*Material supplied*.
====

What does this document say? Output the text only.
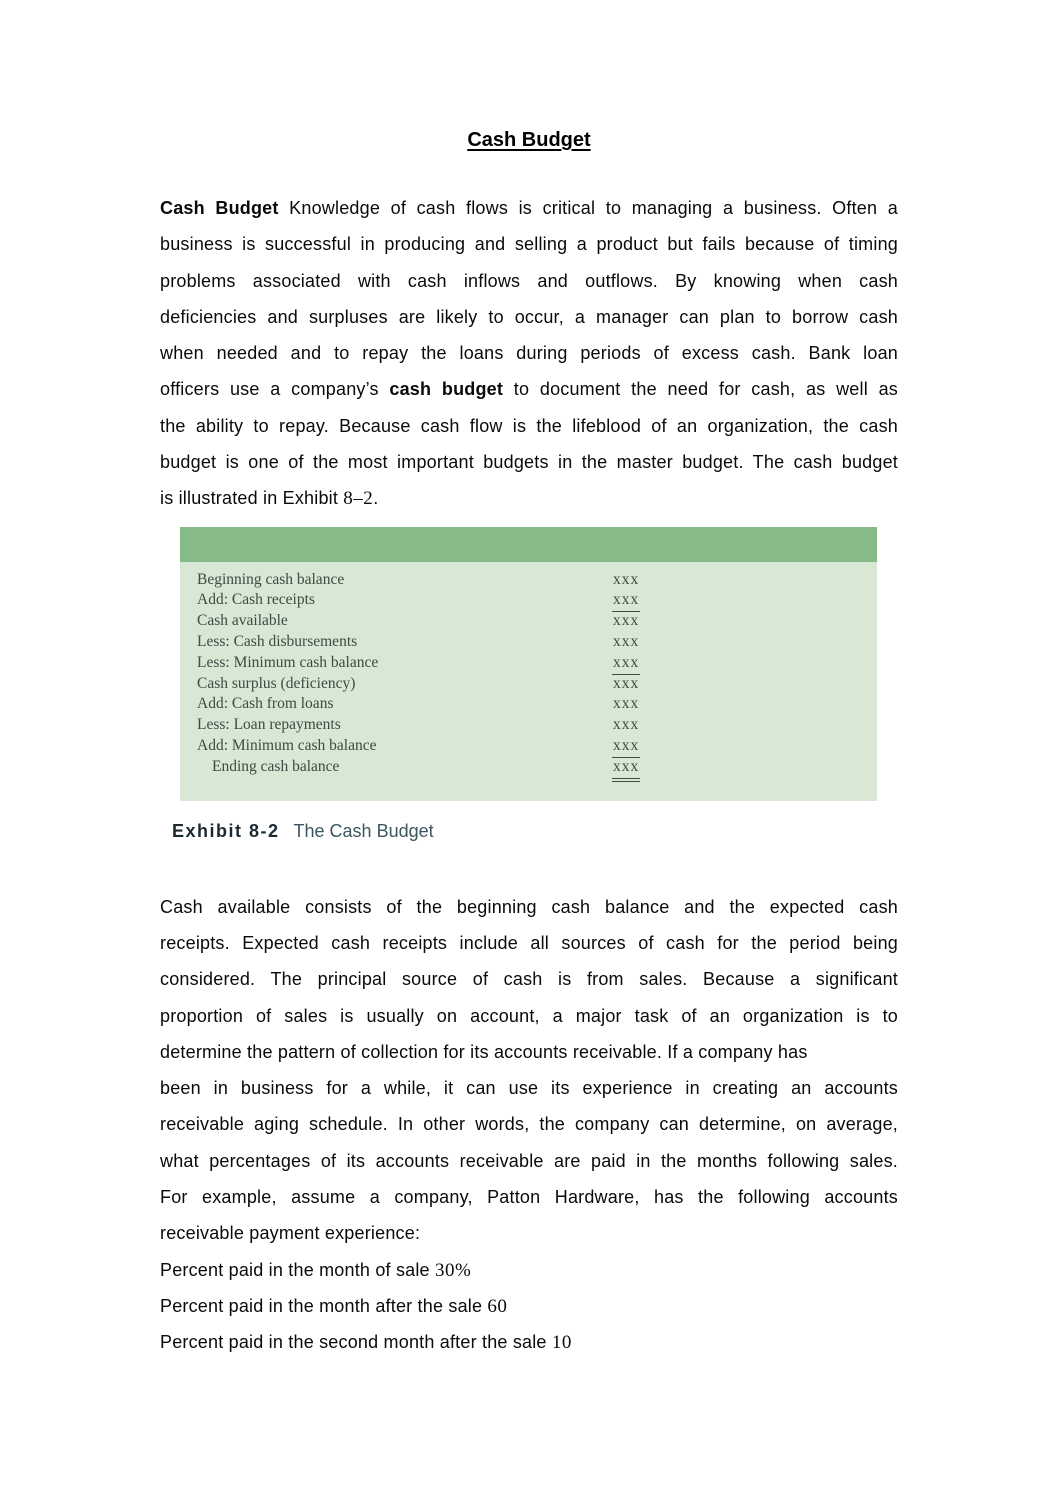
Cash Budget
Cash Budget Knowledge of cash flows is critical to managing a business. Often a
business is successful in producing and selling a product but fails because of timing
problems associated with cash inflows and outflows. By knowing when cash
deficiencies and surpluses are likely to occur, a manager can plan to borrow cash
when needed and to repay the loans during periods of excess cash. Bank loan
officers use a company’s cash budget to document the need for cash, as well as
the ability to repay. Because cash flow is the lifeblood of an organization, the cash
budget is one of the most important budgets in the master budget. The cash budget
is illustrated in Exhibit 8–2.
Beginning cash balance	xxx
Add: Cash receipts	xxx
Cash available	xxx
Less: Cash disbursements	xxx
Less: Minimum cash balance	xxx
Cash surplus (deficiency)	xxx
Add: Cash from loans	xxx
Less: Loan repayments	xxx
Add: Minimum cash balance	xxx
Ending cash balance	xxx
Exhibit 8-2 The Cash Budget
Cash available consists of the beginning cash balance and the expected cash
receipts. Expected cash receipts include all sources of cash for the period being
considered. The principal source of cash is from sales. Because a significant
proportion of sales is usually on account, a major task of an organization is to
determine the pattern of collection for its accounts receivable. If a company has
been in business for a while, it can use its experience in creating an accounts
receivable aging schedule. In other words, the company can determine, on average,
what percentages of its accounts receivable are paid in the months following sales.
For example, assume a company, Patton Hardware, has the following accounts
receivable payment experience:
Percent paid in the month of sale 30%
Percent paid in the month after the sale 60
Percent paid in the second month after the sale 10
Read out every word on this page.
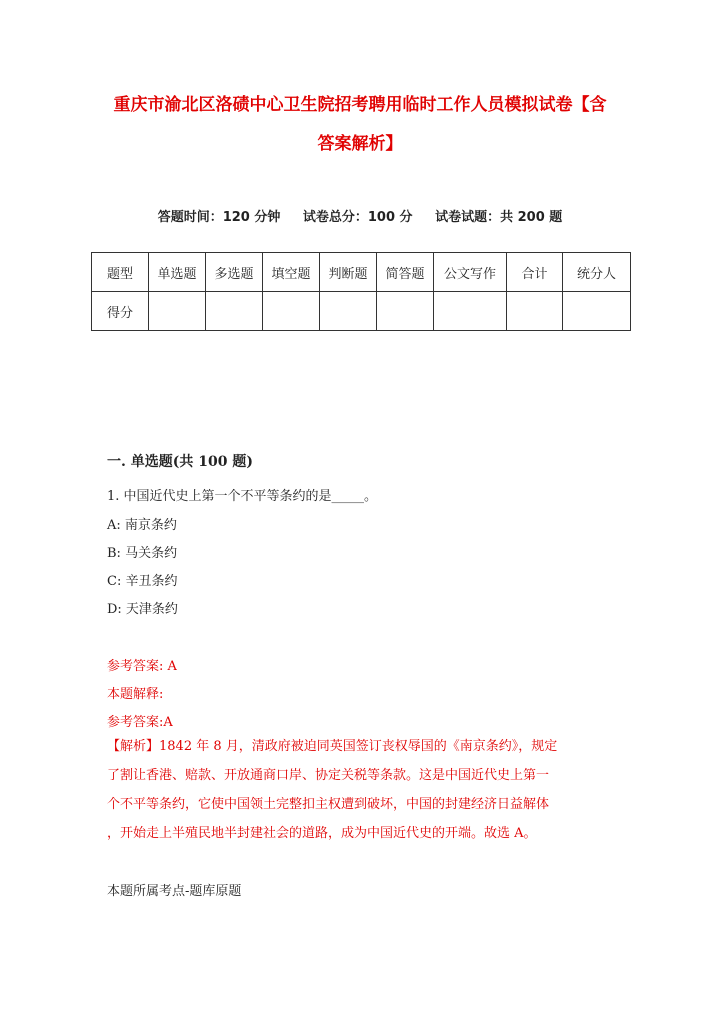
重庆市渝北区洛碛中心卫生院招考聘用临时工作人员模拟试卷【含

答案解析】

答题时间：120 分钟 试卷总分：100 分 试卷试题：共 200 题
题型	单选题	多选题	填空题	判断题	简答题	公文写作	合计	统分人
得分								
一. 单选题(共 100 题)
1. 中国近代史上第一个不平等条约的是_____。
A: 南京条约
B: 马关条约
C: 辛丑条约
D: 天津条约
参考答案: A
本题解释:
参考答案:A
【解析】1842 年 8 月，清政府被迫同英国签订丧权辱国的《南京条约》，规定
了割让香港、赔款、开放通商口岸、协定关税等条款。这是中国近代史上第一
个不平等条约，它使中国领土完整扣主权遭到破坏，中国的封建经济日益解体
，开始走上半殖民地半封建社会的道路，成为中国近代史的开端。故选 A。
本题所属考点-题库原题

====

*What you should do*. Show, from the listing above, each line that contains the word "balance".

*Response*.
Beginning cash balance	xxx
Less: Minimum cash balance	xxx
Add: Minimum cash balance	xxx
Ending cash balance	xxx
Cash available consists of the beginning cash balance and the expected cash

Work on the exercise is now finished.